**TASK 1**
Say whether each statement agrees with the text on state appraisal boards. Answer yes or no, and quote the deciding words of the text: (a) State appraiser licensing and certification programs came about because of FIRREA of 1989. (b) The state agencies set the education and experience requirements for appraisers themselves. (c) North Carolina handles appraiser licensing through an umbrella agency for all occupational licenses.
**TASK 2**
Set down, without any change, the rows from their first line down to the line containing "legend-label: Value Added", with both of those lines included.

**TEXT PROVIDED**
_ _ _

Challenges Facing State Appraisal Boards
My testimony today will focus on issues that are particularly relevant to state regulatory officials.
Challenges Facing State Appraisal Boards
States established appraiser licensing and certification programs as a result of the Financial Institution Reform, Recovery and Enforcement Act (FIRREA) of 1989. These agencies issue appraiser licenses and certifications to those individuals who possess the education and experience requirements promulgated by the Appraiser Qualifications Board of The Appraisal Foundation. The agencies also oversee compliance by appraisers with the Uniform Standards of Professional Appraisal Practice (USPAP), state law and agency rules. These programs have been set up in a variety of ways; however, most fall into one of the following categories. Some states have an umbrella licensing agency that handles all occupational licenses for the state. Others have a stand-alone agency that handles real estate broker and/or appraiser licensing. Finally, there are states, such as North Carolina, that have an autonomous board set up by statute.

_ _ _

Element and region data
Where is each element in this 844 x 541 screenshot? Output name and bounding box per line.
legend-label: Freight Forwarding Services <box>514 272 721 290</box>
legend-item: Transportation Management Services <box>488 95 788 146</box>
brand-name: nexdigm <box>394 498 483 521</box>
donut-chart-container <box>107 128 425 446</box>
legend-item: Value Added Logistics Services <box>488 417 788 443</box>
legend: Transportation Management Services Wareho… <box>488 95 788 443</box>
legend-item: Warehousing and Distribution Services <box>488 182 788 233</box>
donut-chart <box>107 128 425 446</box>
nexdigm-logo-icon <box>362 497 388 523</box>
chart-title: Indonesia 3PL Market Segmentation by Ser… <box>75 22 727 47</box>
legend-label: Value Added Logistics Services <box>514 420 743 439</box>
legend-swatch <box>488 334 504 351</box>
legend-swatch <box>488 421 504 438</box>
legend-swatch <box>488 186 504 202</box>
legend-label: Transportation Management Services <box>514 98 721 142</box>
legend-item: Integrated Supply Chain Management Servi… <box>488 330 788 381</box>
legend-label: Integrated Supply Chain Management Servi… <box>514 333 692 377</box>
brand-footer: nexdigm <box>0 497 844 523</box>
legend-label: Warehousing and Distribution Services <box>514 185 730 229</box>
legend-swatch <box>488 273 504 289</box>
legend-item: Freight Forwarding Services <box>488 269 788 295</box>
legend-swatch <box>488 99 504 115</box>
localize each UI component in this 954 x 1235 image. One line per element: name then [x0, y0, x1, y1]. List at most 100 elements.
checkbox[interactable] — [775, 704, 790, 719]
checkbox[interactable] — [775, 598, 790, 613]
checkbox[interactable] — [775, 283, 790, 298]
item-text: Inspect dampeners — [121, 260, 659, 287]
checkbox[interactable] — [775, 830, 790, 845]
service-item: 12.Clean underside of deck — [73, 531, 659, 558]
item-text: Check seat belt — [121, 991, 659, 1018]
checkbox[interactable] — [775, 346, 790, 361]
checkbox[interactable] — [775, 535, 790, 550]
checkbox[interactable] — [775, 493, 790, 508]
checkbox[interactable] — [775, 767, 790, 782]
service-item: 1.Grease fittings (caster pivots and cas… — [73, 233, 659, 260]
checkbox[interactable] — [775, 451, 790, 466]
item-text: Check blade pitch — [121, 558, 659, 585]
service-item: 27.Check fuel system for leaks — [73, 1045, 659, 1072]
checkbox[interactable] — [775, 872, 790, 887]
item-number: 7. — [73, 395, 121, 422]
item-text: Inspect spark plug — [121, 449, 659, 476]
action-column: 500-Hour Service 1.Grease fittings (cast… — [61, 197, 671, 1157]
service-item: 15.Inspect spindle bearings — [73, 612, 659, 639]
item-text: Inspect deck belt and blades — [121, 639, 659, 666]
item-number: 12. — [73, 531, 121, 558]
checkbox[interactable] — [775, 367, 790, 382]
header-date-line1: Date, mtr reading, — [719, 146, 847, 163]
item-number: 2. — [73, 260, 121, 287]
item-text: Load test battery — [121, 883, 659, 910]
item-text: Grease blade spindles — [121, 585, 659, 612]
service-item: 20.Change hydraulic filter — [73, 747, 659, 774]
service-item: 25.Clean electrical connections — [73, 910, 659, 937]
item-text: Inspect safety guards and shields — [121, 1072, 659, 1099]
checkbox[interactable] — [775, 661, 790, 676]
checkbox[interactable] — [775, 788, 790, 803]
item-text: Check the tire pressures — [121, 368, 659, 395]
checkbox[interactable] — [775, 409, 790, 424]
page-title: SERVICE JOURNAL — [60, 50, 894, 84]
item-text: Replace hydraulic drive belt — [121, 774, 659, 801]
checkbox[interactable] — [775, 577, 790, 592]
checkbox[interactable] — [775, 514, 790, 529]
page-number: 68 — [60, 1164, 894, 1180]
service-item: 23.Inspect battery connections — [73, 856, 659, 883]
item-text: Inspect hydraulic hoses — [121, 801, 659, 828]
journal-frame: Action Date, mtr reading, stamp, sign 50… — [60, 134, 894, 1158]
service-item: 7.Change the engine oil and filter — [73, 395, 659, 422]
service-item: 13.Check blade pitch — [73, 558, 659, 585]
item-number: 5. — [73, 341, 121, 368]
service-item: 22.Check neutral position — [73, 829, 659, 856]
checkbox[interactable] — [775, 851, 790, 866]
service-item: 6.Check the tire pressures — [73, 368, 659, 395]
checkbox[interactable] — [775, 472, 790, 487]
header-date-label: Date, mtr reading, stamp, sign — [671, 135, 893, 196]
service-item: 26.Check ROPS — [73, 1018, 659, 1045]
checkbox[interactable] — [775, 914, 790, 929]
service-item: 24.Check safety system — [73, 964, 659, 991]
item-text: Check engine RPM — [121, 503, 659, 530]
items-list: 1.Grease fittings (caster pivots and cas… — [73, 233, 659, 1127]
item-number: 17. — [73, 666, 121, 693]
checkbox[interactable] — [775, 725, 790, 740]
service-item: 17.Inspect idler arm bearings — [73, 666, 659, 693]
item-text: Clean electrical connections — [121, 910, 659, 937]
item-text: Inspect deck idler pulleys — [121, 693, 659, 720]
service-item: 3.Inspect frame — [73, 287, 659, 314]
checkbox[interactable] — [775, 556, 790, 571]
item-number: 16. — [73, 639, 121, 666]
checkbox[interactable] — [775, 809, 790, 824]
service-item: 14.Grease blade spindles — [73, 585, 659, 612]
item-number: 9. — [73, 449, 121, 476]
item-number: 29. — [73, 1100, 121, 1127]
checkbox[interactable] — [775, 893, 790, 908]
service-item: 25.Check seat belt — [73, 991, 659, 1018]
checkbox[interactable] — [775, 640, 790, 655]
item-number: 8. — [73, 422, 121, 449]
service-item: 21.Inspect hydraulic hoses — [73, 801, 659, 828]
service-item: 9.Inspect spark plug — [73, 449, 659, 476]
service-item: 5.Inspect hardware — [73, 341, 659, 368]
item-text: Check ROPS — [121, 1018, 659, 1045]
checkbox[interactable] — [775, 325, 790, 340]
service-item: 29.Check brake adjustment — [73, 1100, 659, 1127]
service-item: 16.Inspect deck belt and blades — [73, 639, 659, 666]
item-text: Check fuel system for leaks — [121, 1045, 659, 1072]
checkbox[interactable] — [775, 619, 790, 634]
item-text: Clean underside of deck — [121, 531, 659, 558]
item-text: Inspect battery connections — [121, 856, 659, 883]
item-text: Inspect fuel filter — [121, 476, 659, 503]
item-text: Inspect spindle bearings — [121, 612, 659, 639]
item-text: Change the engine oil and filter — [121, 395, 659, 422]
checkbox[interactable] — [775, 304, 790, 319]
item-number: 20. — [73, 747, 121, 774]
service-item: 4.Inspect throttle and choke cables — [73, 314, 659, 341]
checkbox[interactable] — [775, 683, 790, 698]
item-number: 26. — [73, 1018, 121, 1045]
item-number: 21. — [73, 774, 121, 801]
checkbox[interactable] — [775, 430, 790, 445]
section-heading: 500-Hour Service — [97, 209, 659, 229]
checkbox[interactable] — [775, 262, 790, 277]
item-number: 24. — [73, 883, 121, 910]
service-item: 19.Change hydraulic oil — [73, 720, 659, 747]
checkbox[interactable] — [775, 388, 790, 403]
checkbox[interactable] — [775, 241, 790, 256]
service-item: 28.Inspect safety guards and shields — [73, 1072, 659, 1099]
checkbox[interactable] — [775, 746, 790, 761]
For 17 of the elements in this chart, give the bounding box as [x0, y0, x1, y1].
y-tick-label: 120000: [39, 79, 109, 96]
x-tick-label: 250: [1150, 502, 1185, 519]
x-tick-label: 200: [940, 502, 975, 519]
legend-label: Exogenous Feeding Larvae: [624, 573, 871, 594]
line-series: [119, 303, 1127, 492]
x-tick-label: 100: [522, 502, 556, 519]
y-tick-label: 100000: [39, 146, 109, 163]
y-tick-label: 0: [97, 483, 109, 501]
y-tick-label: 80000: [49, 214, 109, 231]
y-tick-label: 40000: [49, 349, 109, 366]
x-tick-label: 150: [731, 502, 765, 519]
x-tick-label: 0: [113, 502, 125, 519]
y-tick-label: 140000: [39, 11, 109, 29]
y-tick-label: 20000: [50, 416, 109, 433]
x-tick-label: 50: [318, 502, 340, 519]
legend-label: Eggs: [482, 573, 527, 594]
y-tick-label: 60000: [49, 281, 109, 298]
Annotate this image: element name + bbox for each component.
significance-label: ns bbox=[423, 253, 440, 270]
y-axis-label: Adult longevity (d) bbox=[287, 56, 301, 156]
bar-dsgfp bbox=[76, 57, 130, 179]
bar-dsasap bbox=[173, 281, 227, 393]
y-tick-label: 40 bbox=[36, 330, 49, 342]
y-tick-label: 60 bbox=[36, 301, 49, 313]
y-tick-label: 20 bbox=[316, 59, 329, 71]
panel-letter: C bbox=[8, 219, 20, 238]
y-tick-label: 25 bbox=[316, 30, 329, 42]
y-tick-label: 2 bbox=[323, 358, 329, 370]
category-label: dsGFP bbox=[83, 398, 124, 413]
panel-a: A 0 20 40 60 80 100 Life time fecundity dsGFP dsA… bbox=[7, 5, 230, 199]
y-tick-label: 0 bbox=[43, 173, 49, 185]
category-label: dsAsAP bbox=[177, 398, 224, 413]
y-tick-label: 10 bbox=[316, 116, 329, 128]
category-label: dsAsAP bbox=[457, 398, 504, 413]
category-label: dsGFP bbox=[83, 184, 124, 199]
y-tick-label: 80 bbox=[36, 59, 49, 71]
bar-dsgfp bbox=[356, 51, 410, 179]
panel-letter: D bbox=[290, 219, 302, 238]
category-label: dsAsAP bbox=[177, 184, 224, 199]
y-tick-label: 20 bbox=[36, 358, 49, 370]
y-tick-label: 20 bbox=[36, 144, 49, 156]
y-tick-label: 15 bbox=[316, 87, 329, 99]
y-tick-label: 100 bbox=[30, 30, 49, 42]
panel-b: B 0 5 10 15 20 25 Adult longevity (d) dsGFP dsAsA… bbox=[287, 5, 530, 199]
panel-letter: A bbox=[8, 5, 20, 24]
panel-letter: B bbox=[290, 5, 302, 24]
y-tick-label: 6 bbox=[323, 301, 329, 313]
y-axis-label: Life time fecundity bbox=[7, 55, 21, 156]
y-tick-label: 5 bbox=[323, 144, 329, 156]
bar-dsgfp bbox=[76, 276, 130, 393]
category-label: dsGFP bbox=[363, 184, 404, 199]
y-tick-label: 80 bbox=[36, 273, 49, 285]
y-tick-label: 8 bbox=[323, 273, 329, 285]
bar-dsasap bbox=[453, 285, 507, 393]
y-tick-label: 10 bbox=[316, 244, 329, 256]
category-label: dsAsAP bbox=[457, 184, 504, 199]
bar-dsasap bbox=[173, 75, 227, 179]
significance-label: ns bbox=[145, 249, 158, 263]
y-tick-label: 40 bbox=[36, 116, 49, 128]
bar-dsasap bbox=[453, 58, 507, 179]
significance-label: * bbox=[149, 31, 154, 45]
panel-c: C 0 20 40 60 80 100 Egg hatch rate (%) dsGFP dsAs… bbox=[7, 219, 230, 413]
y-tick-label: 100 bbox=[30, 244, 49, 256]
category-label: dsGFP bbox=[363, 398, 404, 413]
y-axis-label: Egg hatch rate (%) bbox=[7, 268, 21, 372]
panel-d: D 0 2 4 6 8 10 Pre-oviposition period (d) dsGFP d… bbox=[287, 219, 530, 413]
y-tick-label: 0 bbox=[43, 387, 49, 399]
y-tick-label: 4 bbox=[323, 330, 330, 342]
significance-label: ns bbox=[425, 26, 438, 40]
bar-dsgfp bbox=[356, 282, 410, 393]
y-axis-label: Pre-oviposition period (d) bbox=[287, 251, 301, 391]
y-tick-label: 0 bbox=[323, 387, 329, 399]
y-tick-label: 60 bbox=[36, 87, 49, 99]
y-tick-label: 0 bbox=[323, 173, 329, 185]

_ _ _

**FINISHED ANSWER 1**
(a) Yes: "States established appraiser licensing and certification programs as a result of the Financial Institution Reform, Recovery and Enforcement Act (FIRREA) of 1989."
(b) No: "those individuals who possess the education and experience requirements promulgated by the Appraiser Qualifications Board of The Appraisal Foundation."
(c) No: "there are states, such as North Carolina, that have an autonomous board set up by statute."

**FINISHED ANSWER 2**
Where is each element in this 844 x 541 screenshot? Output name and bounding box per line.
legend-label: Freight Forwarding Services <box>514 272 721 290</box>
legend-item: Transportation Management Services <box>488 95 788 146</box>
brand-name: nexdigm <box>394 498 483 521</box>
donut-chart-container <box>107 128 425 446</box>
legend-item: Value Added Logistics Services <box>488 417 788 443</box>
legend: Transportation Management Services Wareho… <box>488 95 788 443</box>
legend-item: Warehousing and Distribution Services <box>488 182 788 233</box>
donut-chart <box>107 128 425 446</box>
nexdigm-logo-icon <box>362 497 388 523</box>
chart-title: Indonesia 3PL Market Segmentation by Ser… <box>75 22 727 47</box>
legend-label: Value Added Logistics Services <box>514 420 743 439</box>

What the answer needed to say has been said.